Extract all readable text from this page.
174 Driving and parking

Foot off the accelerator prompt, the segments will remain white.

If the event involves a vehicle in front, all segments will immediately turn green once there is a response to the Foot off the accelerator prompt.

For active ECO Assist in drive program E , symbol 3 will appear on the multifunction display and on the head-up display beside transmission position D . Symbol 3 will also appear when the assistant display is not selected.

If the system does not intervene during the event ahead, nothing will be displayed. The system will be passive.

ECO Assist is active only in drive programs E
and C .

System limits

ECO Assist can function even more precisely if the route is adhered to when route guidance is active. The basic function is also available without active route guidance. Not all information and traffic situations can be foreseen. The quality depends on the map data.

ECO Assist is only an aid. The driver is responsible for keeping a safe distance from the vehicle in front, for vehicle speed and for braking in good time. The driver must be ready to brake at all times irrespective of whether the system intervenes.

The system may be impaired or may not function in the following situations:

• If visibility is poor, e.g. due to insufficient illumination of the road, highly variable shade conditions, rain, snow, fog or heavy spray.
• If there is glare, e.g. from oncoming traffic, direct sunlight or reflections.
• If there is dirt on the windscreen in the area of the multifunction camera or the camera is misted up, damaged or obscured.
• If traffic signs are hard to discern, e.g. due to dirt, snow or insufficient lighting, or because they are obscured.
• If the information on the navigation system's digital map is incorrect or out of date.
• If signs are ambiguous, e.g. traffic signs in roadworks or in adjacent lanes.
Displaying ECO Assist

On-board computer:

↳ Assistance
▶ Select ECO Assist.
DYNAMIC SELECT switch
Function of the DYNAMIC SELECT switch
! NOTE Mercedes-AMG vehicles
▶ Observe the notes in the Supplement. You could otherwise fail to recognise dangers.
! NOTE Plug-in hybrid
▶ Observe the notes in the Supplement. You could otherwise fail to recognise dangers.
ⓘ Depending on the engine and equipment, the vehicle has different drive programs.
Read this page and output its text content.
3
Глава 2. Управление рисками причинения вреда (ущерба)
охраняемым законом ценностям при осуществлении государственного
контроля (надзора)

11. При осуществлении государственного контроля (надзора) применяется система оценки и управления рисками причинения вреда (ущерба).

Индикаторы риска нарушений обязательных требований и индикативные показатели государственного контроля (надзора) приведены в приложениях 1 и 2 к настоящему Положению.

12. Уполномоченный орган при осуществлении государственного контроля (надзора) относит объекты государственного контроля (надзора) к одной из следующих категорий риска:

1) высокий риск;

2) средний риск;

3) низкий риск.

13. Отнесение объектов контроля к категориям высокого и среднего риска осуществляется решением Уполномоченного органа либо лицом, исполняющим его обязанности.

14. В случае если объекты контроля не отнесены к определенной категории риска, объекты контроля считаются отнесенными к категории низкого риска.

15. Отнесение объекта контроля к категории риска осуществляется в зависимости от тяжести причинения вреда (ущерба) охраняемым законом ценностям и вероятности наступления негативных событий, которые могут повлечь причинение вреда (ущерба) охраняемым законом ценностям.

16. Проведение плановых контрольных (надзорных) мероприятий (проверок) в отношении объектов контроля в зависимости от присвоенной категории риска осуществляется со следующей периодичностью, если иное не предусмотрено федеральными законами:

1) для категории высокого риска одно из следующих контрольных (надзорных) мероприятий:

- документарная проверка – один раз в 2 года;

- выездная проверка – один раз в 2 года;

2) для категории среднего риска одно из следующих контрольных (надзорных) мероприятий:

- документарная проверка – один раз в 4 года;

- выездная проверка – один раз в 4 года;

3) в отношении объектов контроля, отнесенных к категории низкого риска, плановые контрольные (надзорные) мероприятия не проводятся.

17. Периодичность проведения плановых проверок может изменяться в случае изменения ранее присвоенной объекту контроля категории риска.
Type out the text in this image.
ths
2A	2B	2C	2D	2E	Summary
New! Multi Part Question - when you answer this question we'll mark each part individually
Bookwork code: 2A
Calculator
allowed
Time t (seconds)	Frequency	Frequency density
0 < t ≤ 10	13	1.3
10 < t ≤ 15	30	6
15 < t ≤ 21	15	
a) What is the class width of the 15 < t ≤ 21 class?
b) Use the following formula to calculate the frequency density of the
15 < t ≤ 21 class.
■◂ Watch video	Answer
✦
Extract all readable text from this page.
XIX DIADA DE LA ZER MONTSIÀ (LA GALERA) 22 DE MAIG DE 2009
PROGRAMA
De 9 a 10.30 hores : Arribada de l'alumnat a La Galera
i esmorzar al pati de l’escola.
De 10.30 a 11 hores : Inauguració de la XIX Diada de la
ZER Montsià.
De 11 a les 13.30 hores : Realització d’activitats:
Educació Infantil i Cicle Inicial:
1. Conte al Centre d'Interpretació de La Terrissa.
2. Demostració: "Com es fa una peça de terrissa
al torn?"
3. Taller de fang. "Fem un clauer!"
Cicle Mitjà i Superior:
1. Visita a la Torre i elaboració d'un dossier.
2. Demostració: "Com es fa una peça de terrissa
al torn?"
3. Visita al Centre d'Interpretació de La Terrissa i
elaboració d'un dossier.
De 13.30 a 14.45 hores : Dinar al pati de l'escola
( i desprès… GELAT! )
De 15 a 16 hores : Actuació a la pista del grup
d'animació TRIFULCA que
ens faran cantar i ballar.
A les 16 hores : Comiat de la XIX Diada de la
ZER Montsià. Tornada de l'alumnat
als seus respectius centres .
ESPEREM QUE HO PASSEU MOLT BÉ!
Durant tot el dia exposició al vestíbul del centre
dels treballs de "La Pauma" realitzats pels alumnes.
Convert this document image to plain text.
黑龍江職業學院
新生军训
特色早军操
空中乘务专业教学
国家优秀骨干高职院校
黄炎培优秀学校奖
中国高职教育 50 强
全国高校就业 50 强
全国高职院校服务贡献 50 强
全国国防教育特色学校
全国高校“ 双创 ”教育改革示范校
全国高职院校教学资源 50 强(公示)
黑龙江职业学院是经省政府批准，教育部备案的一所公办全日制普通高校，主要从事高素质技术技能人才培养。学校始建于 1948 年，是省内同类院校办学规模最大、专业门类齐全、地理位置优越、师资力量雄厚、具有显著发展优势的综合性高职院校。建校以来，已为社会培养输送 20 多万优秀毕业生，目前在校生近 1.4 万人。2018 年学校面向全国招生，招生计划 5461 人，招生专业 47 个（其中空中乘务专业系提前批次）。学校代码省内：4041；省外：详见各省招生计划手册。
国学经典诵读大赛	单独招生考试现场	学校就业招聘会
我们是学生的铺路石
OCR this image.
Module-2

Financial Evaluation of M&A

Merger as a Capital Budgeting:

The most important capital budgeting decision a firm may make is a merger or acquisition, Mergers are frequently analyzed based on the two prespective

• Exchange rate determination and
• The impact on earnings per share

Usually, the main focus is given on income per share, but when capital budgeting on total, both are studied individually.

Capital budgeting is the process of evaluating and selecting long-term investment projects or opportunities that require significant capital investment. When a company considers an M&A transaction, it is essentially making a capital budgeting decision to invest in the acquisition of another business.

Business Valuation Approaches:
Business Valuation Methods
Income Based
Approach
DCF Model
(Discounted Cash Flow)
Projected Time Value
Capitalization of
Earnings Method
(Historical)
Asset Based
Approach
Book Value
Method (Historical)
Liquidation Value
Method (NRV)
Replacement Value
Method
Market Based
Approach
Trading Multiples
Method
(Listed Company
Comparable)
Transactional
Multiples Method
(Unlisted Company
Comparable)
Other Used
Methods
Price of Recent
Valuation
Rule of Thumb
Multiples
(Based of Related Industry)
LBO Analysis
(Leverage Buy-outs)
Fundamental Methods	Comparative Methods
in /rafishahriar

──────

• _Written problem_
Reproduce every line of the data verbatim.

• _Task result_
Extract all readable text from this page.
174 Driving and parking

Foot off the accelerator prompt, the segments will remain white.

If the event involves a vehicle in front, all segments will immediately turn green once there is a response to the Foot off the accelerator prompt.

For active ECO Assist in drive program E , symbol 3 will appear on the multifunction display and on the head-up display beside transmission position D . Symbol 3 will also appear when the assistant display is not selected.

If the system does not intervene during the event ahead, nothing will be displayed. The system will be passive.

ECO Assist is active only in drive programs E
and C .

System limits

ECO Assist can function even more precisely if the route is adhered to when route guidance is active. The basic function is also available without active route guidance. Not all information and traffic situations can be foreseen. The quality depends on the map data.

ECO Assist is only an aid. The driver is responsible for keeping a safe distance from the vehicle in front, for vehicle speed and for braking in good time. The driver must be ready to brake at all times irrespective of whether the system intervenes.

The system may be impaired or may not function in the following situations:

• If visibility is poor, e.g. due to insufficient illumination of the road, highly variable shade conditions, rain, snow, fog or heavy spray.
• If there is glare, e.g. from oncoming traffic, direct sunlight or reflections.
• If there is dirt on the windscreen in the area of the multifunction camera or the camera is misted up, damaged or obscured.
• If traffic signs are hard to discern, e.g. due to dirt, snow or insufficient lighting, or because they are obscured.
• If the information on the navigation system's digital map is incorrect or out of date.
• If signs are ambiguous, e.g. traffic signs in roadworks or in adjacent lanes.
Displaying ECO Assist

On-board computer:

↳ Assistance
▶ Select ECO Assist.
DYNAMIC SELECT switch
Function of the DYNAMIC SELECT switch
! NOTE Mercedes-AMG vehicles
▶ Observe the notes in the Supplement. You could otherwise fail to recognise dangers.
! NOTE Plug-in hybrid
▶ Observe the notes in the Supplement. You could otherwise fail to recognise dangers.
ⓘ Depending on the engine and equipment, the vehicle has different drive programs.
Read this page and output its text content.
3
Глава 2. Управление рисками причинения вреда (ущерба)
охраняемым законом ценностям при осуществлении государственного
контроля (надзора)

11. При осуществлении государственного контроля (надзора) применяется система оценки и управления рисками причинения вреда (ущерба).

Индикаторы риска нарушений обязательных требований и индикативные показатели государственного контроля (надзора) приведены в приложениях 1 и 2 к настоящему Положению.

12. Уполномоченный орган при осуществлении государственного контроля (надзора) относит объекты государственного контроля (надзора) к одной из следующих категорий риска:

1) высокий риск;

2) средний риск;

3) низкий риск.

13. Отнесение объектов контроля к категориям высокого и среднего риска осуществляется решением Уполномоченного органа либо лицом, исполняющим его обязанности.

14. В случае если объекты контроля не отнесены к определенной категории риска, объекты контроля считаются отнесенными к категории низкого риска.

15. Отнесение объекта контроля к категории риска осуществляется в зависимости от тяжести причинения вреда (ущерба) охраняемым законом ценностям и вероятности наступления негативных событий, которые могут повлечь причинение вреда (ущерба) охраняемым законом ценностям.

16. Проведение плановых контрольных (надзорных) мероприятий (проверок) в отношении объектов контроля в зависимости от присвоенной категории риска осуществляется со следующей периодичностью, если иное не предусмотрено федеральными законами:

1) для категории высокого риска одно из следующих контрольных (надзорных) мероприятий:

- документарная проверка – один раз в 2 года;

- выездная проверка – один раз в 2 года;

2) для категории среднего риска одно из следующих контрольных (надзорных) мероприятий:

- документарная проверка – один раз в 4 года;

- выездная проверка – один раз в 4 года;

3) в отношении объектов контроля, отнесенных к категории низкого риска, плановые контрольные (надзорные) мероприятия не проводятся.

17. Периодичность проведения плановых проверок может изменяться в случае изменения ранее присвоенной объекту контроля категории риска.
Type out the text in this image.
ths
2A	2B	2C	2D	2E	Summary
New! Multi Part Question - when you answer this question we'll mark each part individually
Bookwork code: 2A
Calculator
allowed
Time t (seconds)	Frequency	Frequency density
0 < t ≤ 10	13	1.3
10 < t ≤ 15	30	6
15 < t ≤ 21	15	
a) What is the class width of the 15 < t ≤ 21 class?
b) Use the following formula to calculate the frequency density of the
15 < t ≤ 21 class.
■◂ Watch video	Answer
✦
Extract all readable text from this page.
XIX DIADA DE LA ZER MONTSIÀ (LA GALERA) 22 DE MAIG DE 2009
PROGRAMA
De 9 a 10.30 hores : Arribada de l'alumnat a La Galera
i esmorzar al pati de l’escola.
De 10.30 a 11 hores : Inauguració de la XIX Diada de la
ZER Montsià.
De 11 a les 13.30 hores : Realització d’activitats:
Educació Infantil i Cicle Inicial:
1. Conte al Centre d'Interpretació de La Terrissa.
2. Demostració: "Com es fa una peça de terrissa
al torn?"
3. Taller de fang. "Fem un clauer!"
Cicle Mitjà i Superior:
1. Visita a la Torre i elaboració d'un dossier.
2. Demostració: "Com es fa una peça de terrissa
al torn?"
3. Visita al Centre d'Interpretació de La Terrissa i
elaboració d'un dossier.
De 13.30 a 14.45 hores : Dinar al pati de l'escola
( i desprès… GELAT! )
De 15 a 16 hores : Actuació a la pista del grup
d'animació TRIFULCA que
ens faran cantar i ballar.
A les 16 hores : Comiat de la XIX Diada de la
ZER Montsià. Tornada de l'alumnat
als seus respectius centres .
ESPEREM QUE HO PASSEU MOLT BÉ!
Durant tot el dia exposició al vestíbul del centre
dels treballs de "La Pauma" realitzats pels alumnes.
Convert this document image to plain text.
黑龍江職業學院
新生军训
特色早军操
空中乘务专业教学
国家优秀骨干高职院校
黄炎培优秀学校奖
中国高职教育 50 强
全国高校就业 50 强
全国高职院校服务贡献 50 强
全国国防教育特色学校
全国高校“ 双创 ”教育改革示范校
全国高职院校教学资源 50 强(公示)
黑龙江职业学院是经省政府批准，教育部备案的一所公办全日制普通高校，主要从事高素质技术技能人才培养。学校始建于 1948 年，是省内同类院校办学规模最大、专业门类齐全、地理位置优越、师资力量雄厚、具有显著发展优势的综合性高职院校。建校以来，已为社会培养输送 20 多万优秀毕业生，目前在校生近 1.4 万人。2018 年学校面向全国招生，招生计划 5461 人，招生专业 47 个（其中空中乘务专业系提前批次）。学校代码省内：4041；省外：详见各省招生计划手册。
国学经典诵读大赛	单独招生考试现场	学校就业招聘会
我们是学生的铺路石
OCR this image.
Module-2

Financial Evaluation of M&A

Merger as a Capital Budgeting:

The most important capital budgeting decision a firm may make is a merger or acquisition, Mergers are frequently analyzed based on the two prespective

• Exchange rate determination and
• The impact on earnings per share

Usually, the main focus is given on income per share, but when capital budgeting on total, both are studied individually.

Capital budgeting is the process of evaluating and selecting long-term investment projects or opportunities that require significant capital investment. When a company considers an M&A transaction, it is essentially making a capital budgeting decision to invest in the acquisition of another business.

Business Valuation Approaches:
Business Valuation Methods
Income Based
Approach
DCF Model
(Discounted Cash Flow)
Projected Time Value
Capitalization of
Earnings Method
(Historical)
Asset Based
Approach
Book Value
Method (Historical)
Liquidation Value
Method (NRV)
Replacement Value
Method
Market Based
Approach
Trading Multiples
Method
(Listed Company
Comparable)
Transactional
Multiples Method
(Unlisted Company
Comparable)
Other Used
Methods
Price of Recent
Valuation
Rule of Thumb
Multiples
(Based of Related Industry)
LBO Analysis
(Leverage Buy-outs)
Fundamental Methods	Comparative Methods
in /rafishahriar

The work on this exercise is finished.